#### Written problem
Which lines in the material below contain the word "Household"? Copy each of them.
-- begin Dataset --
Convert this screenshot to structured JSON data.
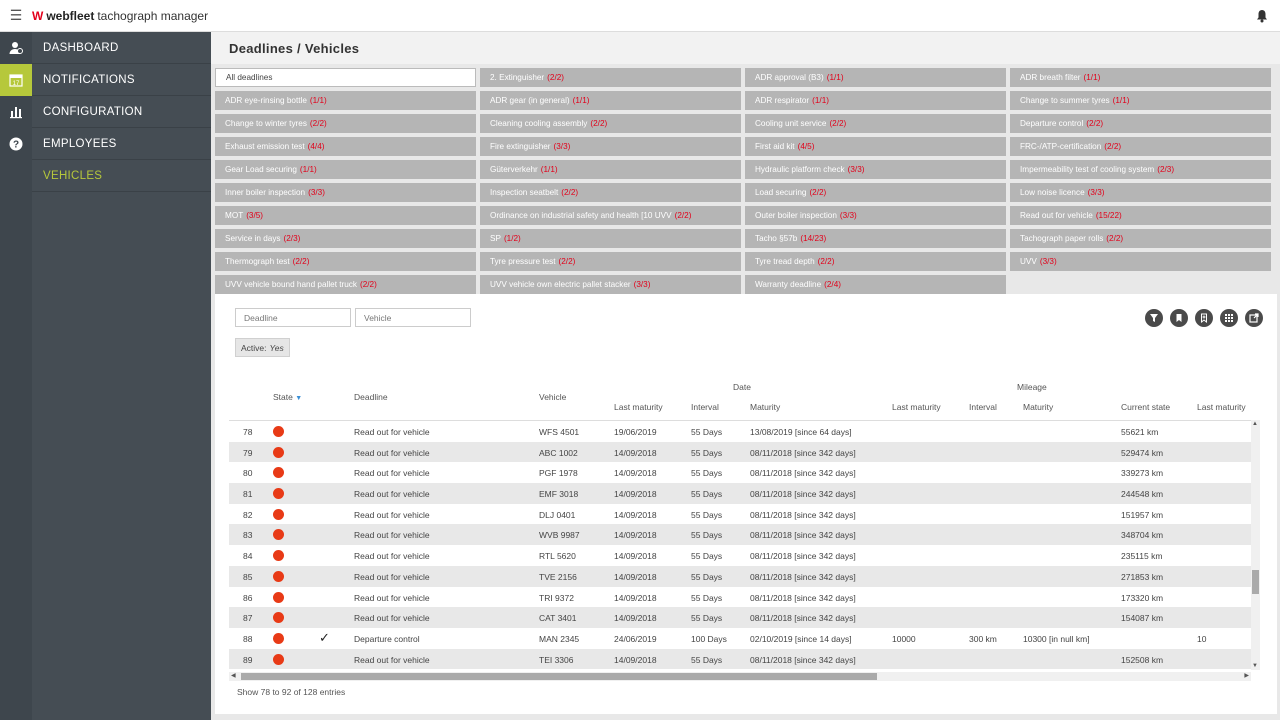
{
  "app": {
    "brand_logo": "W",
    "brand_bold": "webfleet",
    "brand_rest": "tachograph manager"
  },
  "nav": {
    "items": [
      {
        "label": "DASHBOARD",
        "icon": "dashboard-user-icon"
      },
      {
        "label": "NOTIFICATIONS",
        "icon": "calendar-17-icon"
      },
      {
        "label": "CONFIGURATION",
        "icon": "bar-chart-icon"
      },
      {
        "label": "EMPLOYEES",
        "icon": "help-circle-icon"
      },
      {
        "label": "VEHICLES",
        "icon": ""
      }
    ],
    "active": "VEHICLES"
  },
  "breadcrumb": "Deadlines / Vehicles",
  "deadline_tiles": [
    {
      "label": "All deadlines",
      "count": ""
    },
    {
      "label": "2. Extinguisher",
      "count": "(2/2)"
    },
    {
      "label": "ADR approval (B3)",
      "count": "(1/1)"
    },
    {
      "label": "ADR breath filter",
      "count": "(1/1)"
    },
    {
      "label": "ADR eye-rinsing bottle",
      "count": "(1/1)"
    },
    {
      "label": "ADR gear (in general)",
      "count": "(1/1)"
    },
    {
      "label": "ADR respirator",
      "count": "(1/1)"
    },
    {
      "label": "Change to summer tyres",
      "count": "(1/1)"
    },
    {
      "label": "Change to winter tyres",
      "count": "(2/2)"
    },
    {
      "label": "Cleaning cooling assembly",
      "count": "(2/2)"
    },
    {
      "label": "Cooling unit service",
      "count": "(2/2)"
    },
    {
      "label": "Departure control",
      "count": "(2/2)"
    },
    {
      "label": "Exhaust emission test",
      "count": "(4/4)"
    },
    {
      "label": "Fire extinguisher",
      "count": "(3/3)"
    },
    {
      "label": "First aid kit",
      "count": "(4/5)"
    },
    {
      "label": "FRC-/ATP-certification",
      "count": "(2/2)"
    },
    {
      "label": "Gear Load securing",
      "count": "(1/1)"
    },
    {
      "label": "Güterverkehr",
      "count": "(1/1)"
    },
    {
      "label": "Hydraulic platform check",
      "count": "(3/3)"
    },
    {
      "label": "Impermeability test of cooling system",
      "count": "(2/3)"
    },
    {
      "label": "Inner boiler inspection",
      "count": "(3/3)"
    },
    {
      "label": "Inspection seatbelt",
      "count": "(2/2)"
    },
    {
      "label": "Load securing",
      "count": "(2/2)"
    },
    {
      "label": "Low noise licence",
      "count": "(3/3)"
    },
    {
      "label": "MOT",
      "count": "(3/5)"
    },
    {
      "label": "Ordinance on industrial safety and health [10 UVV",
      "count": "(2/2)"
    },
    {
      "label": "Outer boiler inspection",
      "count": "(3/3)"
    },
    {
      "label": "Read out for vehicle",
      "count": "(15/22)"
    },
    {
      "label": "Service in days",
      "count": "(2/3)"
    },
    {
      "label": "SP",
      "count": "(1/2)"
    },
    {
      "label": "Tacho §57b",
      "count": "(14/23)"
    },
    {
      "label": "Tachograph paper rolls",
      "count": "(2/2)"
    },
    {
      "label": "Thermograph test",
      "count": "(2/2)"
    },
    {
      "label": "Tyre pressure test",
      "count": "(2/2)"
    },
    {
      "label": "Tyre tread depth",
      "count": "(2/2)"
    },
    {
      "label": "UVV",
      "count": "(3/3)"
    },
    {
      "label": "UVV vehicle bound hand pallet truck",
      "count": "(2/2)"
    },
    {
      "label": "UVV vehicle own electric pallet stacker",
      "count": "(3/3)"
    },
    {
      "label": "Warranty deadline",
      "count": "(2/4)"
    }
  ],
  "filters": {
    "deadline_placeholder": "Deadline",
    "vehicle_placeholder": "Vehicle",
    "active_label": "Active:",
    "active_value": "Yes"
  },
  "toolbar_icons": [
    "filter-icon",
    "bookmark-icon",
    "bookmark-add-icon",
    "columns-icon",
    "export-icon"
  ],
  "table": {
    "group_date": "Date",
    "group_mileage": "Mileage",
    "headers": {
      "state": "State",
      "deadline": "Deadline",
      "vehicle": "Vehicle",
      "d_last": "Last maturity",
      "d_interval": "Interval",
      "d_maturity": "Maturity",
      "m_last": "Last maturity",
      "m_interval": "Interval",
      "m_maturity": "Maturity",
      "current": "Current state",
      "last2": "Last maturity"
    },
    "rows": [
      {
        "n": "78",
        "check": "",
        "deadline": "Read out for vehicle",
        "vehicle": "WFS 4501",
        "last": "19/06/2019",
        "interval": "55 Days",
        "maturity": "13/08/2019 [since 64 days]",
        "mlast": "",
        "minterval": "",
        "mmaturity": "",
        "current": "55621 km",
        "last2": ""
      },
      {
        "n": "79",
        "check": "",
        "deadline": "Read out for vehicle",
        "vehicle": "ABC 1002",
        "last": "14/09/2018",
        "interval": "55 Days",
        "maturity": "08/11/2018 [since 342 days]",
        "mlast": "",
        "minterval": "",
        "mmaturity": "",
        "current": "529474 km",
        "last2": ""
      },
      {
        "n": "80",
        "check": "",
        "deadline": "Read out for vehicle",
        "vehicle": "PGF 1978",
        "last": "14/09/2018",
        "interval": "55 Days",
        "maturity": "08/11/2018 [since 342 days]",
        "mlast": "",
        "minterval": "",
        "mmaturity": "",
        "current": "339273 km",
        "last2": ""
      },
      {
        "n": "81",
        "check": "",
        "deadline": "Read out for vehicle",
        "vehicle": "EMF 3018",
        "last": "14/09/2018",
        "interval": "55 Days",
        "maturity": "08/11/2018 [since 342 days]",
        "mlast": "",
        "minterval": "",
        "mmaturity": "",
        "current": "244548 km",
        "last2": ""
      },
      {
        "n": "82",
        "check": "",
        "deadline": "Read out for vehicle",
        "vehicle": "DLJ 0401",
        "last": "14/09/2018",
        "interval": "55 Days",
        "maturity": "08/11/2018 [since 342 days]",
        "mlast": "",
        "minterval": "",
        "mmaturity": "",
        "current": "151957 km",
        "last2": ""
      },
      {
        "n": "83",
        "check": "",
        "deadline": "Read out for vehicle",
        "vehicle": "WVB 9987",
        "last": "14/09/2018",
        "interval": "55 Days",
        "maturity": "08/11/2018 [since 342 days]",
        "mlast": "",
        "minterval": "",
        "mmaturity": "",
        "current": "348704 km",
        "last2": ""
      },
      {
        "n": "84",
        "check": "",
        "deadline": "Read out for vehicle",
        "vehicle": "RTL 5620",
        "last": "14/09/2018",
        "interval": "55 Days",
        "maturity": "08/11/2018 [since 342 days]",
        "mlast": "",
        "minterval": "",
        "mmaturity": "",
        "current": "235115 km",
        "last2": ""
      },
      {
        "n": "85",
        "check": "",
        "deadline": "Read out for vehicle",
        "vehicle": "TVE 2156",
        "last": "14/09/2018",
        "interval": "55 Days",
        "maturity": "08/11/2018 [since 342 days]",
        "mlast": "",
        "minterval": "",
        "mmaturity": "",
        "current": "271853 km",
        "last2": ""
      },
      {
        "n": "86",
        "check": "",
        "deadline": "Read out for vehicle",
        "vehicle": "TRI 9372",
        "last": "14/09/2018",
        "interval": "55 Days",
        "maturity": "08/11/2018 [since 342 days]",
        "mlast": "",
        "minterval": "",
        "mmaturity": "",
        "current": "173320 km",
        "last2": ""
      },
      {
        "n": "87",
        "check": "",
        "deadline": "Read out for vehicle",
        "vehicle": "CAT 3401",
        "last": "14/09/2018",
        "interval": "55 Days",
        "maturity": "08/11/2018 [since 342 days]",
        "mlast": "",
        "minterval": "",
        "mmaturity": "",
        "current": "154087 km",
        "last2": ""
      },
      {
        "n": "88",
        "check": "✓",
        "deadline": "Departure control",
        "vehicle": "MAN 2345",
        "last": "24/06/2019",
        "interval": "100 Days",
        "maturity": "02/10/2019 [since 14 days]",
        "mlast": "10000",
        "minterval": "300 km",
        "mmaturity": "10300 [in null km]",
        "current": "",
        "last2": "10"
      },
      {
        "n": "89",
        "check": "",
        "deadline": "Read out for vehicle",
        "vehicle": "TEI 3306",
        "last": "14/09/2018",
        "interval": "55 Days",
        "maturity": "08/11/2018 [since 342 days]",
        "mlast": "",
        "minterval": "",
        "mmaturity": "",
        "current": "152508 km",
        "last2": ""
      }
    ]
  },
  "footer": "Show 78 to 92 of 128 entries",
  "colors": {
    "accent": "#b6c83b",
    "count_red": "#e2001a",
    "status_red": "#e83a16",
    "nav_bg": "#454d54"
  }
}
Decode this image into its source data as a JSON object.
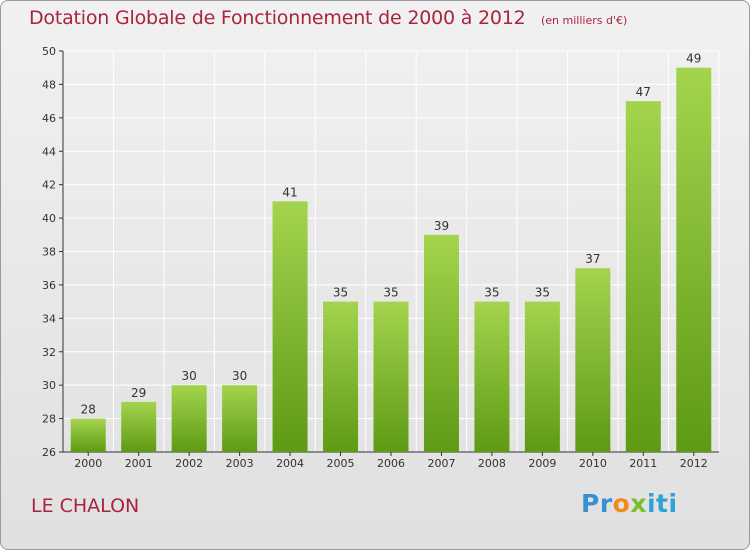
{
  "header": {
    "title": "Dotation Globale de Fonctionnement de 2000 à 2012",
    "unit_note": "(en milliers d'€)"
  },
  "footer": {
    "commune": "LE CHALON",
    "logo_text": "Proxiti"
  },
  "colors": {
    "title": "#a8243f",
    "bar_light": "#a4d44e",
    "bar_dark": "#5e9a14",
    "grid": "#ffffff",
    "axis": "#333333"
  },
  "chart_data": {
    "type": "bar",
    "title": "Dotation Globale de Fonctionnement de 2000 à 2012",
    "xlabel": "",
    "ylabel": "",
    "categories": [
      "2000",
      "2001",
      "2002",
      "2003",
      "2004",
      "2005",
      "2006",
      "2007",
      "2008",
      "2009",
      "2010",
      "2011",
      "2012"
    ],
    "values": [
      28,
      29,
      30,
      30,
      41,
      35,
      35,
      39,
      35,
      35,
      37,
      47,
      49
    ],
    "ylim": [
      26,
      50
    ],
    "yticks": [
      26,
      28,
      30,
      32,
      34,
      36,
      38,
      40,
      42,
      44,
      46,
      48,
      50
    ],
    "grid": true,
    "legend": "none"
  }
}
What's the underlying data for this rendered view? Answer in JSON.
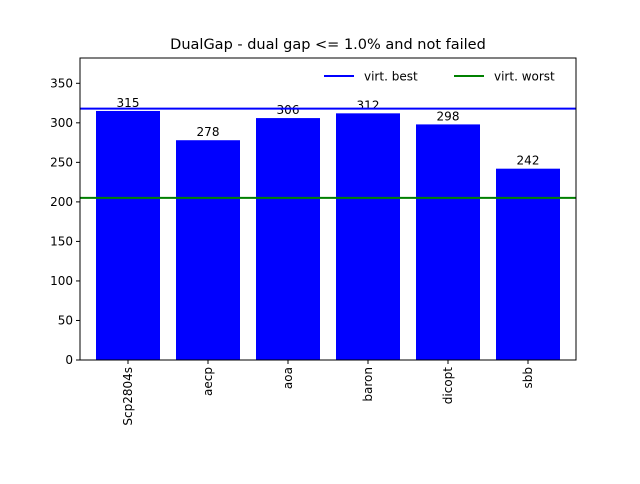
{
  "chart_data": {
    "type": "bar",
    "title": "DualGap - dual gap <= 1.0% and not failed",
    "xlabel": "",
    "ylabel": "",
    "categories": [
      "Scp2804s",
      "aecp",
      "aoa",
      "baron",
      "dicopt",
      "sbb"
    ],
    "values": [
      315,
      278,
      306,
      312,
      298,
      242
    ],
    "data_labels": [
      "315",
      "278",
      "306",
      "312",
      "298",
      "242"
    ],
    "bar_color": "#0000ff",
    "ylim": [
      0,
      382
    ],
    "yticks": [
      0,
      50,
      100,
      150,
      200,
      250,
      300,
      350
    ],
    "reference_lines": [
      {
        "name": "virt. best",
        "value": 318,
        "color": "#0000ff"
      },
      {
        "name": "virt. worst",
        "value": 205,
        "color": "#008000"
      }
    ],
    "legend": {
      "position": "top-right",
      "entries": [
        "virt. best",
        "virt. worst"
      ]
    },
    "grid": false
  }
}
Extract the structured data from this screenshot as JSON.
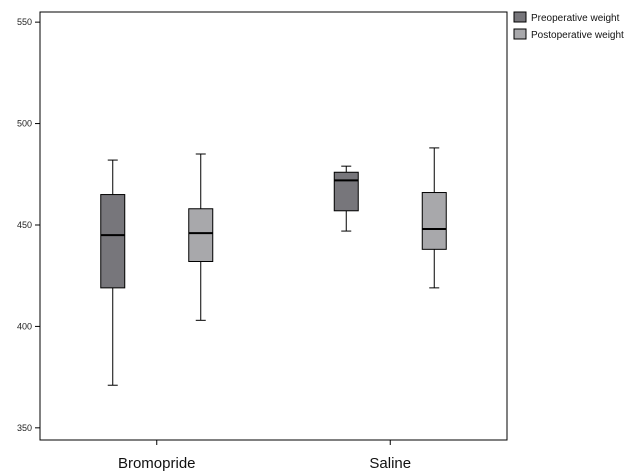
{
  "chart_data": {
    "type": "boxplot",
    "categories": [
      "Bromopride",
      "Saline"
    ],
    "yticks": [
      "350",
      "400",
      "450",
      "500",
      "550"
    ],
    "ylim": [
      344,
      555
    ],
    "series": [
      {
        "name": "Preoperative weight",
        "color": "#77767b",
        "boxes": [
          {
            "min": 371,
            "q1": 419,
            "median": 445,
            "q3": 465,
            "max": 482
          },
          {
            "min": 447,
            "q1": 457,
            "median": 472,
            "q3": 476,
            "max": 479
          }
        ]
      },
      {
        "name": "Postoperative weight",
        "color": "#a8a8ab",
        "boxes": [
          {
            "min": 403,
            "q1": 432,
            "median": 446,
            "q3": 458,
            "max": 485
          },
          {
            "min": 419,
            "q1": 438,
            "median": 448,
            "q3": 466,
            "max": 488
          }
        ]
      }
    ],
    "legend_position": "top-right"
  }
}
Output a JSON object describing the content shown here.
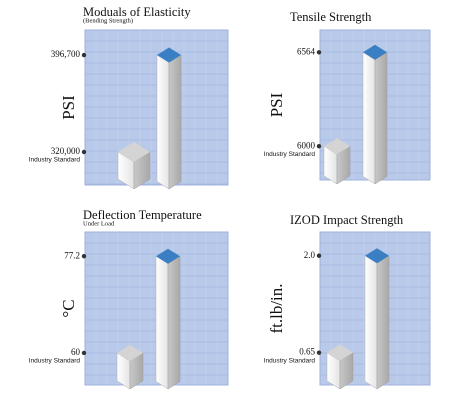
{
  "chart_data": [
    {
      "type": "bar",
      "title": "Moduals of Elasticity",
      "subtitle": "(Bending Strength)",
      "ylabel": "PSI",
      "categories": [
        null,
        null
      ],
      "values": [
        320000,
        396700
      ],
      "colors": [
        "#d4d4d4",
        "#3a7fc4"
      ],
      "ylim": [
        293900,
        416500
      ],
      "yticks": [
        {
          "value": 320000,
          "label": "320,000"
        },
        {
          "value": 396700,
          "label": "396,700"
        }
      ],
      "annotation": "Industry Standard"
    },
    {
      "type": "bar",
      "title": "Tensile Strength",
      "ylabel": "PSI",
      "categories": [
        null,
        null
      ],
      "values": [
        6000,
        6564
      ],
      "colors": [
        "#d4d4d4",
        "#3a7fc4"
      ],
      "ylim": [
        5797,
        6698
      ],
      "yticks": [
        6000,
        6564
      ],
      "annotation": "Industry Standard"
    },
    {
      "type": "bar",
      "title": "Deflection Temperature",
      "subtitle": "Under Load",
      "ylabel": "°C",
      "categories": [
        null,
        null
      ],
      "values": [
        60,
        77.2
      ],
      "colors": [
        "#d4d4d4",
        "#3a7fc4"
      ],
      "ylim": [
        54.3,
        81.5
      ],
      "yticks": [
        60,
        77.2
      ],
      "annotation": "Industry Standard"
    },
    {
      "type": "bar",
      "title": "IZOD Impact Strength",
      "ylabel": "ft.lb/in.",
      "categories": [
        null,
        null
      ],
      "values": [
        0.65,
        2.0
      ],
      "colors": [
        "#d4d4d4",
        "#3a7fc4"
      ],
      "ylim": [
        0.2,
        2.33
      ],
      "yticks": [
        0.65,
        {
          "value": 2.0,
          "label": "2.0"
        }
      ],
      "annotation": "Industry Standard"
    }
  ]
}
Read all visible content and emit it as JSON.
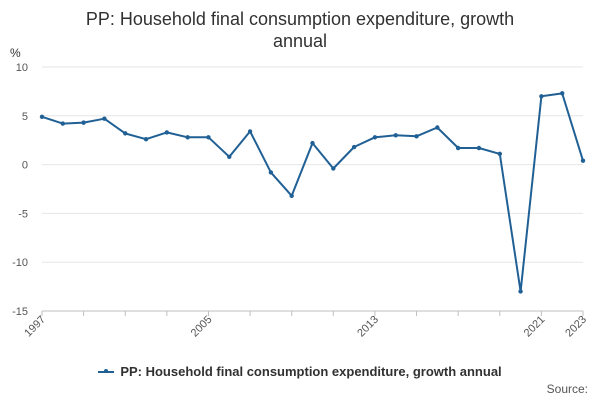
{
  "chart_data": {
    "type": "line",
    "title": "PP: Household final consumption expenditure, growth annual",
    "title_lines": [
      "PP: Household final consumption expenditure, growth",
      "annual"
    ],
    "ylabel": "%",
    "xlabel": "",
    "ylim": [
      -15,
      10
    ],
    "yticks": [
      "10",
      "5",
      "0",
      "-5",
      "-10",
      "-15"
    ],
    "ytick_values": [
      10,
      5,
      0,
      -5,
      -10,
      -15
    ],
    "xlim": [
      1997,
      2023
    ],
    "xtick_labels": [
      "1997",
      "2005",
      "2013",
      "2021",
      "2023"
    ],
    "xtick_values": [
      1997,
      2005,
      2013,
      2021,
      2023
    ],
    "grid": true,
    "legend_position": "bottom",
    "series": [
      {
        "name": "PP: Household final consumption expenditure, growth annual",
        "color": "#206095",
        "x": [
          1997,
          1998,
          1999,
          2000,
          2001,
          2002,
          2003,
          2004,
          2005,
          2006,
          2007,
          2008,
          2009,
          2010,
          2011,
          2012,
          2013,
          2014,
          2015,
          2016,
          2017,
          2018,
          2019,
          2020,
          2021,
          2022,
          2023
        ],
        "values": [
          4.9,
          4.2,
          4.3,
          4.7,
          3.2,
          2.6,
          3.3,
          2.8,
          2.8,
          0.8,
          3.4,
          -0.8,
          -3.2,
          2.2,
          -0.4,
          1.8,
          2.8,
          3.0,
          2.9,
          3.8,
          1.7,
          1.7,
          1.1,
          -13.0,
          7.0,
          7.3,
          0.4
        ]
      }
    ]
  },
  "legend": {
    "label": "PP: Household final consumption expenditure, growth annual"
  },
  "footer": {
    "source_label": "Source:"
  }
}
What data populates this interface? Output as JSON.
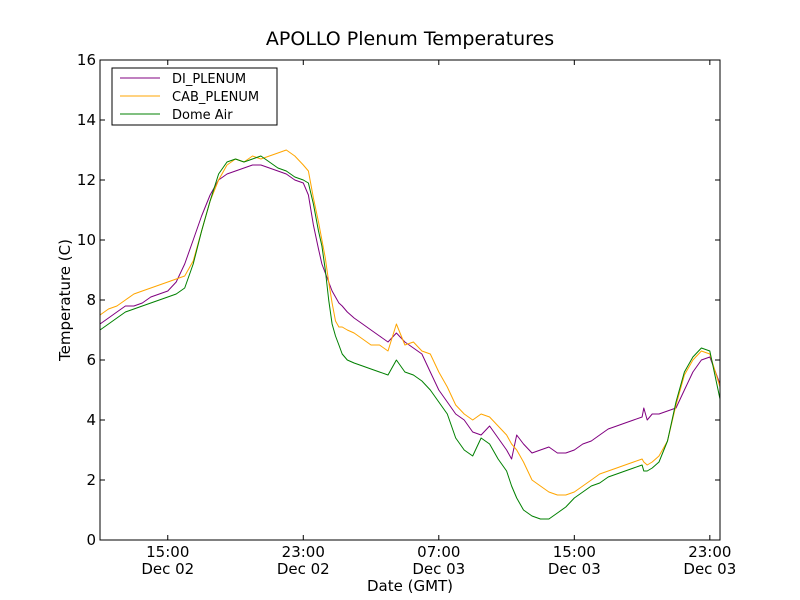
-- end Dataset --
#### Solution for this task
    "title": "PP: Household final consumption expenditure, growth annual",
      "PP: Household final consumption expenditure, growth",
        "name": "PP: Household final consumption expenditure, growth annual",
    "label": "PP: Household final consumption expenditure, growth annual"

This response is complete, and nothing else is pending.